Fragmento de texto:
◆ ◆ ◆

Por supuesto, el mensaje salió de Miami - tenía que ser- con destino a Cuba. Y no lo llevó en arriesgada aventura un soldado norteamericano como sucedió a fines de la guerra del 95 con el famoso "Mensaje a García".

Este mensaje no fue dirigido a las tropas del Ejercito Libertador comandadas en la región oriental por el Mayor General Calixto García de parte del Jefe del Estado Mayor del Ejercito de los Estados Unidos pidiendo cooperación para el desembarco de las tropas norteamericanas en la isla. El mensaje se envió desde Miami, por radio, mas seguro, por supuesto que desembarcando en la isla. ¡Que se subleven los negros! Así rezaba este nuevo y electrónico "Mensaje A García". La inspiración de tal alocución vino a consecuencia de la noticia procedente de la isla según la cual en un anfiteatro del reparto Alamar, situado al oeste de la Bahía de La Habana, se había celebrado un concierto de "Rap" en el cual alguno que otro cantante participante había entonado versos donde se criticaba a la policía. El concierto de Rap de Alamar, organizado por una institución cultural oficial como es la de los "Hermanos Saíz", lejos de ser un acto de protesta política contra el gobierno como se ha querido interpretar en Miami, fue una expresión manifiesta de libertad cultural en el cual cubanos negros y blancos se reunieron para cantar y escuchar a grupos musicales "Raperos" de la isla y del exterior. Estaba el público presente. Estaban en el escenario los "Raperos" y estaba allí también la policía. ¡Y allí no pasó nada!

◆ ◆ ◆

Datos suministrados:
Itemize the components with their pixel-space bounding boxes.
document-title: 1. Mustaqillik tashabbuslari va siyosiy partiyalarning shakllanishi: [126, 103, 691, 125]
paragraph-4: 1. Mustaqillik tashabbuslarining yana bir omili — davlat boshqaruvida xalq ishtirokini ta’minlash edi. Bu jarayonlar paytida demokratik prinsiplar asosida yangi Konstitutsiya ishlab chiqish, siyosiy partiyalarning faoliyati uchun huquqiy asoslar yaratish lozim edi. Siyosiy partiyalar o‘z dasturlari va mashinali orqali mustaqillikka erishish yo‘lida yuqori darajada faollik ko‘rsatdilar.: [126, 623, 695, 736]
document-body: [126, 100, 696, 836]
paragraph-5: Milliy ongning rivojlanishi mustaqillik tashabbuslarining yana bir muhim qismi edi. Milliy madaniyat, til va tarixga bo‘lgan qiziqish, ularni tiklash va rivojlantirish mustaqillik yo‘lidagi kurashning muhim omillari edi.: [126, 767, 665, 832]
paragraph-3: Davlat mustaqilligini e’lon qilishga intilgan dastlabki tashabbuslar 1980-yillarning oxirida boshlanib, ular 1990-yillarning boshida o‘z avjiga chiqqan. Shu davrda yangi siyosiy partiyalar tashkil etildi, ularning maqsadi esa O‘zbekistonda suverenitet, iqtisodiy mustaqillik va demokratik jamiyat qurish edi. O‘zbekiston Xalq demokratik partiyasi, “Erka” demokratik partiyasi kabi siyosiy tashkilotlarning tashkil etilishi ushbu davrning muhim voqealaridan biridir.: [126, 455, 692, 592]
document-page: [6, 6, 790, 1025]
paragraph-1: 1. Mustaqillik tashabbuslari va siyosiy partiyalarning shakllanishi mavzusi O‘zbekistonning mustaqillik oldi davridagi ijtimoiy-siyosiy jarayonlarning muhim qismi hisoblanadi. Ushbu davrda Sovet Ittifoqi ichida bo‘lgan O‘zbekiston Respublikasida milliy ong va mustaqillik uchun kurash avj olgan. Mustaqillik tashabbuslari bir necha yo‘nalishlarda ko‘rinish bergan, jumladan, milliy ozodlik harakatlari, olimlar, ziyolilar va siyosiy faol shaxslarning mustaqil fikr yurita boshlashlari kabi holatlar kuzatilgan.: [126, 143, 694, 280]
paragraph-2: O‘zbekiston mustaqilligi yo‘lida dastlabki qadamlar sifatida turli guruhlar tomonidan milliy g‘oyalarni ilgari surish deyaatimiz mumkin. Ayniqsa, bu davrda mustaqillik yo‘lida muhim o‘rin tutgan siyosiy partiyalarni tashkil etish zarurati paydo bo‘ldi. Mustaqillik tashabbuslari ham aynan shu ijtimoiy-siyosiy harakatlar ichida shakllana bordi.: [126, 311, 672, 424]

◆ ◆ ◆

Actividad 1: Enumere todos los nombres propios de lugar que aparecen en el fragmento sobre el concierto de Alamar.
Actividad 2:
Responda a partir del fragmento sobre el concierto de Alamar:
(a) ¿Por qué medio se envió el mensaje desde Miami?
(b) ¿Qué institución organizó el concierto de rap?
(c) ¿Dónde está situado el reparto Alamar?
Actividad 3: Prolongue el fragmento sobre el concierto de Alamar a partir de su última oración.
Los registros no son necesarios.

Resultado del ejercicio 1: Miami, Cuba, Estados Unidos, Alamar, Bahía de La Habana

Resultado del ejercicio 2:
(a) Por radio.
(b) La de los "Hermanos Saíz".
(c) Al oeste de la Bahía de La Habana.

Resultado del ejercicio 3:
Mejor dicho si pasó. El concierto de Alamar fue un mensaje de respuesta anticipada al que se enviaría desde Miami incitando a los cubanos negros a que se sublevaran contra los blancos en una franca guerra racial.

Cuanta ignorancia de cómo es Cuba. De cómo es aquella sociedad. Donde existen problemas serios. Donde se viven tiempos difíciles. Donde es verdad que hay evidentes desigualdades económicas a partir de la dolarización de la economía impuesta por la realidad del mundo en que vivimos. Donde es cierto que la inmensa mayoría de los ciudadanos negros de Cuba no tienen el mismo poder adquisitivo que los blancos, en primer lugar porque esa mayoría de cubanos negros no tienen familiares en el extranjero. Nadie puede negar que esa realidad se traduce en desigualdad económica y social.

Pero imaginar, soñar, pretender alentar con discursos "guerreros" por radio y desde Miami, que los negros de la isla se subleven contra el gobierno haciendo caso a tan disparatadas teorías raciales, es una ilusión apocalíptica fuera de toda realidad. Se ve que nunca mas han vuelto a pisar tierra cubana.

¿Y el mensaje de donde llega? El mensaje sale de Miami. Son blancos cubanos de Miami los que le dicen a los negros de Cuba que se subleven. ¡Que tontería! Que los negros se alcen en las calles de La Habana en guerra civil contra los blancos para que después que se apaguen los fuegos y que los americanos intervengan militarmente en nombre de la "paz social," ir ellos, los blanquitos ricos de aquí, a gobernar a los cubanos pobres de la isla, blancos, negros y mulatos. Y todo en nombre del exilio blanco de Miami. ¡Que soberana tontería! Un sueño de una tarde de verano.